▶ [AIM OF THE EXERCISE] Return each entry below word for word, leaving out any image.

▶ [MATERIAL TO PROCESS]
━━━━━━

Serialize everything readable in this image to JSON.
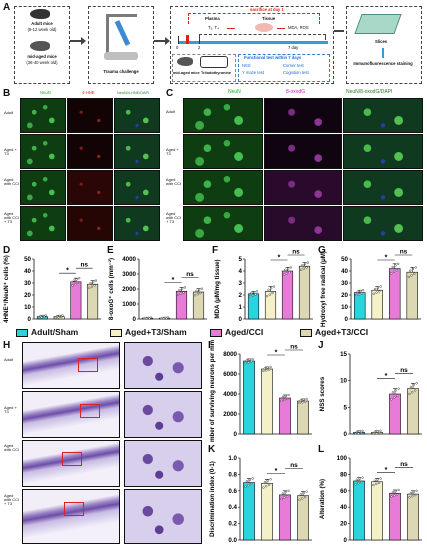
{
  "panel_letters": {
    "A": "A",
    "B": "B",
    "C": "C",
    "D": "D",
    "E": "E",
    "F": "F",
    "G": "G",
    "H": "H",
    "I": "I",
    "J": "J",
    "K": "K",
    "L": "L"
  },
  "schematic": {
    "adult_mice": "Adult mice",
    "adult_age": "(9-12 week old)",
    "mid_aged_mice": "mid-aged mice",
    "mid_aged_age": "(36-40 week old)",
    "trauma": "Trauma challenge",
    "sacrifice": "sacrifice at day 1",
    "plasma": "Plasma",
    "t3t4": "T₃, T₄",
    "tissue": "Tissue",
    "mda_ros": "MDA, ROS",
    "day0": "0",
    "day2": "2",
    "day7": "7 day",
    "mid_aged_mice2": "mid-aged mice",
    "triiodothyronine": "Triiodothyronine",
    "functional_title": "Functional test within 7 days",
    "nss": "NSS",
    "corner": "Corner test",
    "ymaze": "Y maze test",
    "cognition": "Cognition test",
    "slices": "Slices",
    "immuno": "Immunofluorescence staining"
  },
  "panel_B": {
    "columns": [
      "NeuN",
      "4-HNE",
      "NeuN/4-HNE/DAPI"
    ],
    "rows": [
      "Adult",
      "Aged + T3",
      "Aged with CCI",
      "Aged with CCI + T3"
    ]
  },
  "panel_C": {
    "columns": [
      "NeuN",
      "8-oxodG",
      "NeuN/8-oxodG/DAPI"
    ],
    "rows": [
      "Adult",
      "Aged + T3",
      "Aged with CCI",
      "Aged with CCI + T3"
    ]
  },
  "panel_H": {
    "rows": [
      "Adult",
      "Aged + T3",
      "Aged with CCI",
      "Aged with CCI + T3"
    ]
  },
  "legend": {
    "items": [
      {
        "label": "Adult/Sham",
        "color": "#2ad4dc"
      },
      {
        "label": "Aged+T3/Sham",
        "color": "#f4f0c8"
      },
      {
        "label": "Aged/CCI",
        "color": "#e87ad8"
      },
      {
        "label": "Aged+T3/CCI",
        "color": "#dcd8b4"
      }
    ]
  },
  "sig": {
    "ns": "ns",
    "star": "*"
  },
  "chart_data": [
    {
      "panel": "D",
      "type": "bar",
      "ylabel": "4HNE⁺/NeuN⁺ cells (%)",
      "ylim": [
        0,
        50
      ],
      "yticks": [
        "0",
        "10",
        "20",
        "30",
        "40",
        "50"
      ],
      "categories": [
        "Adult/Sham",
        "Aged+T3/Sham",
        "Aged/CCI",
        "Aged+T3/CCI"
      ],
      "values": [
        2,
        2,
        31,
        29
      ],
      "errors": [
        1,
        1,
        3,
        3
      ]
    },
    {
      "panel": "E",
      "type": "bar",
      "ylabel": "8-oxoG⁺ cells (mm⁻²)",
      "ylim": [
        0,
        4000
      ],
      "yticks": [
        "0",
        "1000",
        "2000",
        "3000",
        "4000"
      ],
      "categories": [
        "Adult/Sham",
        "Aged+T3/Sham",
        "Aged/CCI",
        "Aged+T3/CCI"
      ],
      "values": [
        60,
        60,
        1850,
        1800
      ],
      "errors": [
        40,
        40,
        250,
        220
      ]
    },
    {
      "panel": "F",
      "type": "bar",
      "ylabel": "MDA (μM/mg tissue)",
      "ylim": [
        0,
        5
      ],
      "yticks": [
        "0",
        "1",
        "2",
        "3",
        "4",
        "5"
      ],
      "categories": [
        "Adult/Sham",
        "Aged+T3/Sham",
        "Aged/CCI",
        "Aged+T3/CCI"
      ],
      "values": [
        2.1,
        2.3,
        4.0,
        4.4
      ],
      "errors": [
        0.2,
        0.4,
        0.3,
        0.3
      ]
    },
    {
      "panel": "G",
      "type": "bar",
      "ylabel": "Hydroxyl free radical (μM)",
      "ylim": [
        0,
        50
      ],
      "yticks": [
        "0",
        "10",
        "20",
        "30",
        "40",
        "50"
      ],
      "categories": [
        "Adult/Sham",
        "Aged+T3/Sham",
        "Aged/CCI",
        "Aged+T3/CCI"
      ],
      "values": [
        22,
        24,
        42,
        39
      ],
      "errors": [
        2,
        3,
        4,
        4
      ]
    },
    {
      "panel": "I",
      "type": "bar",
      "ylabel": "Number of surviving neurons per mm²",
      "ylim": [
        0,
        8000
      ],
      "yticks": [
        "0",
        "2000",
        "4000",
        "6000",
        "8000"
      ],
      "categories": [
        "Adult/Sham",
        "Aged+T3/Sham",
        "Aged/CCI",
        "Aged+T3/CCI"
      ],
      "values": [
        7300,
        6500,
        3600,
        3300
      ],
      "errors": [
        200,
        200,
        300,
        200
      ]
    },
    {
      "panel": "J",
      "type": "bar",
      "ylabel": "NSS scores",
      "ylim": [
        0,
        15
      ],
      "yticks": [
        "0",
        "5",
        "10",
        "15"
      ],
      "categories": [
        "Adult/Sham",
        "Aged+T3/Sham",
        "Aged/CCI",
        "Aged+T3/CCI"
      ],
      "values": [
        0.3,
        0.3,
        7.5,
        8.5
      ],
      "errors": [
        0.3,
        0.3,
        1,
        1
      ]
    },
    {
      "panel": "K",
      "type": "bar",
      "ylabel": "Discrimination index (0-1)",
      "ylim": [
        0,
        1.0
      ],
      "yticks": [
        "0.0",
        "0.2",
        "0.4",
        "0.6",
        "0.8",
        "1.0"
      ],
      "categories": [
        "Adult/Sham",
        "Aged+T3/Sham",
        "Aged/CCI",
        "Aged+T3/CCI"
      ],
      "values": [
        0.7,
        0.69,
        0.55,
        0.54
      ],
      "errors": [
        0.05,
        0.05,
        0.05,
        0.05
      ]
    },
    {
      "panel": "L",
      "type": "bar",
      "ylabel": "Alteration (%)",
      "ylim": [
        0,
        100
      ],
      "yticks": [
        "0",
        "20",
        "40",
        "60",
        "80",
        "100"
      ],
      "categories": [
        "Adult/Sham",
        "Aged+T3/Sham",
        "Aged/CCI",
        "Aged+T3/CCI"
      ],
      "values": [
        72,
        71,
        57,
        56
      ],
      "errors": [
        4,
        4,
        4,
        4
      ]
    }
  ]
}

━━━━━━

▶ [ANSWER SECTION]
Serialize everything readable in this image to JSON.
{
  "panel_letters": {
    "A": "A",
    "B": "B",
    "C": "C",
    "D": "D",
    "E": "E",
    "F": "F",
    "G": "G",
    "H": "H",
    "I": "I",
    "J": "J",
    "K": "K",
    "L": "L"
  },
  "schematic": {
    "adult_mice": "Adult mice",
    "adult_age": "(9-12 week old)",
    "mid_aged_mice": "mid-aged mice",
    "mid_aged_age": "(36-40 week old)",
    "trauma": "Trauma challenge",
    "sacrifice": "sacrifice at day 1",
    "plasma": "Plasma",
    "t3t4": "T₃, T₄",
    "tissue": "Tissue",
    "mda_ros": "MDA, ROS",
    "day0": "0",
    "day2": "2",
    "day7": "7 day",
    "mid_aged_mice2": "mid-aged mice",
    "triiodothyronine": "Triiodothyronine",
    "functional_title": "Functional test within 7 days",
    "nss": "NSS",
    "corner": "Corner test",
    "ymaze": "Y maze test",
    "cognition": "Cognition test",
    "slices": "Slices",
    "immuno": "Immunofluorescence staining"
  },
  "panel_B": {
    "columns": [
      "NeuN",
      "4-HNE",
      "NeuN/4-HNE/DAPI"
    ],
    "rows": [
      "Adult",
      "Aged + T3",
      "Aged with CCI",
      "Aged with CCI + T3"
    ]
  },
  "panel_C": {
    "columns": [
      "NeuN",
      "8-oxodG",
      "NeuN/8-oxodG/DAPI"
    ],
    "rows": [
      "Adult",
      "Aged + T3",
      "Aged with CCI",
      "Aged with CCI + T3"
    ]
  },
  "panel_H": {
    "rows": [
      "Adult",
      "Aged + T3",
      "Aged with CCI",
      "Aged with CCI + T3"
    ]
  },
  "legend": {
    "items": [
      {
        "label": "Adult/Sham",
        "color": "#2ad4dc"
      },
      {
        "label": "Aged+T3/Sham",
        "color": "#f4f0c8"
      },
      {
        "label": "Aged/CCI",
        "color": "#e87ad8"
      },
      {
        "label": "Aged+T3/CCI",
        "color": "#dcd8b4"
      }
    ]
  },
  "sig": {
    "ns": "ns",
    "star": "*"
  },
  "chart_data": [
    {
      "panel": "D",
      "type": "bar",
      "ylabel": "4HNE⁺/NeuN⁺ cells (%)",
      "ylim": [
        0,
        50
      ],
      "yticks": [
        "0",
        "10",
        "20",
        "30",
        "40",
        "50"
      ],
      "categories": [
        "Adult/Sham",
        "Aged+T3/Sham",
        "Aged/CCI",
        "Aged+T3/CCI"
      ],
      "values": [
        2,
        2,
        31,
        29
      ],
      "errors": [
        1,
        1,
        3,
        3
      ]
    },
    {
      "panel": "E",
      "type": "bar",
      "ylabel": "8-oxoG⁺ cells (mm⁻²)",
      "ylim": [
        0,
        4000
      ],
      "yticks": [
        "0",
        "1000",
        "2000",
        "3000",
        "4000"
      ],
      "categories": [
        "Adult/Sham",
        "Aged+T3/Sham",
        "Aged/CCI",
        "Aged+T3/CCI"
      ],
      "values": [
        60,
        60,
        1850,
        1800
      ],
      "errors": [
        40,
        40,
        250,
        220
      ]
    },
    {
      "panel": "F",
      "type": "bar",
      "ylabel": "MDA (μM/mg tissue)",
      "ylim": [
        0,
        5
      ],
      "yticks": [
        "0",
        "1",
        "2",
        "3",
        "4",
        "5"
      ],
      "categories": [
        "Adult/Sham",
        "Aged+T3/Sham",
        "Aged/CCI",
        "Aged+T3/CCI"
      ],
      "values": [
        2.1,
        2.3,
        4.0,
        4.4
      ],
      "errors": [
        0.2,
        0.4,
        0.3,
        0.3
      ]
    },
    {
      "panel": "G",
      "type": "bar",
      "ylabel": "Hydroxyl free radical (μM)",
      "ylim": [
        0,
        50
      ],
      "yticks": [
        "0",
        "10",
        "20",
        "30",
        "40",
        "50"
      ],
      "categories": [
        "Adult/Sham",
        "Aged+T3/Sham",
        "Aged/CCI",
        "Aged+T3/CCI"
      ],
      "values": [
        22,
        24,
        42,
        39
      ],
      "errors": [
        2,
        3,
        4,
        4
      ]
    },
    {
      "panel": "I",
      "type": "bar",
      "ylabel": "Number of surviving neurons per mm²",
      "ylim": [
        0,
        8000
      ],
      "yticks": [
        "0",
        "2000",
        "4000",
        "6000",
        "8000"
      ],
      "categories": [
        "Adult/Sham",
        "Aged+T3/Sham",
        "Aged/CCI",
        "Aged+T3/CCI"
      ],
      "values": [
        7300,
        6500,
        3600,
        3300
      ],
      "errors": [
        200,
        200,
        300,
        200
      ]
    },
    {
      "panel": "J",
      "type": "bar",
      "ylabel": "NSS scores",
      "ylim": [
        0,
        15
      ],
      "yticks": [
        "0",
        "5",
        "10",
        "15"
      ],
      "categories": [
        "Adult/Sham",
        "Aged+T3/Sham",
        "Aged/CCI",
        "Aged+T3/CCI"
      ],
      "values": [
        0.3,
        0.3,
        7.5,
        8.5
      ],
      "errors": [
        0.3,
        0.3,
        1,
        1
      ]
    },
    {
      "panel": "K",
      "type": "bar",
      "ylabel": "Discrimination index (0-1)",
      "ylim": [
        0,
        1.0
      ],
      "yticks": [
        "0.0",
        "0.2",
        "0.4",
        "0.6",
        "0.8",
        "1.0"
      ],
      "categories": [
        "Adult/Sham",
        "Aged+T3/Sham",
        "Aged/CCI",
        "Aged+T3/CCI"
      ],
      "values": [
        0.7,
        0.69,
        0.55,
        0.54
      ],
      "errors": [
        0.05,
        0.05,
        0.05,
        0.05
      ]
    },
    {
      "panel": "L",
      "type": "bar",
      "ylabel": "Alteration (%)",
      "ylim": [
        0,
        100
      ],
      "yticks": [
        "0",
        "20",
        "40",
        "60",
        "80",
        "100"
      ],
      "categories": [
        "Adult/Sham",
        "Aged+T3/Sham",
        "Aged/CCI",
        "Aged+T3/CCI"
      ],
      "values": [
        72,
        71,
        57,
        56
      ],
      "errors": [
        4,
        4,
        4,
        4
      ]
    }
  ]
}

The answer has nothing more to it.